__Given task__:
Pick out every line of the entries below where "пешком" occurs, and copy those lines.

=-=-=-=-=

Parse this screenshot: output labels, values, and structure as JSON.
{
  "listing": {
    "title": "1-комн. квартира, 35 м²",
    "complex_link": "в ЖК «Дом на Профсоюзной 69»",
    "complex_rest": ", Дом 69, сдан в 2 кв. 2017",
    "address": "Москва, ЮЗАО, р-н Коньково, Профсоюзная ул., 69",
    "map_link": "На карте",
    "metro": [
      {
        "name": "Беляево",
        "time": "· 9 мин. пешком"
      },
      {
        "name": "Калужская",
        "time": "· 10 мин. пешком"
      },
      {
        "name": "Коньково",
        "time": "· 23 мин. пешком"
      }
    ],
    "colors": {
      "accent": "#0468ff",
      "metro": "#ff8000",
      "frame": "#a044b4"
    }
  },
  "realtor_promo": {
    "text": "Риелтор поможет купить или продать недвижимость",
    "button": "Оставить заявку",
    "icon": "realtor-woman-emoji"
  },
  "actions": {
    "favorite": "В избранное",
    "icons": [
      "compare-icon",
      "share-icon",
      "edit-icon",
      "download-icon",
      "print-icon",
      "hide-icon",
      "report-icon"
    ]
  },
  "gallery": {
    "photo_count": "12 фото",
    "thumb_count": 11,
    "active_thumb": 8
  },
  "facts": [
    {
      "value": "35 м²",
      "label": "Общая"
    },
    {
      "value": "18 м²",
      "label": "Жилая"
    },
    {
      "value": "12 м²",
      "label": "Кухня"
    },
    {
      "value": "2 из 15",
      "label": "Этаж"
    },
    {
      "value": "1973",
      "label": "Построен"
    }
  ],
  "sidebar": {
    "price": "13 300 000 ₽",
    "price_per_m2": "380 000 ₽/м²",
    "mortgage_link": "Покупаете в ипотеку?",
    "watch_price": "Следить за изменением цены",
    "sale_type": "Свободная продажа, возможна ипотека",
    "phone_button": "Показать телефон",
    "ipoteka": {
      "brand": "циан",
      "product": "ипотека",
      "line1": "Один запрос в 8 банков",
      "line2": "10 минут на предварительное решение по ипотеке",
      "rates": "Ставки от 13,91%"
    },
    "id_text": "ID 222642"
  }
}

=-=-=-=-=

__Correct output__:
        "time": "· 9 мин. пешком"
        "time": "· 10 мин. пешком"
        "time": "· 23 мин. пешком"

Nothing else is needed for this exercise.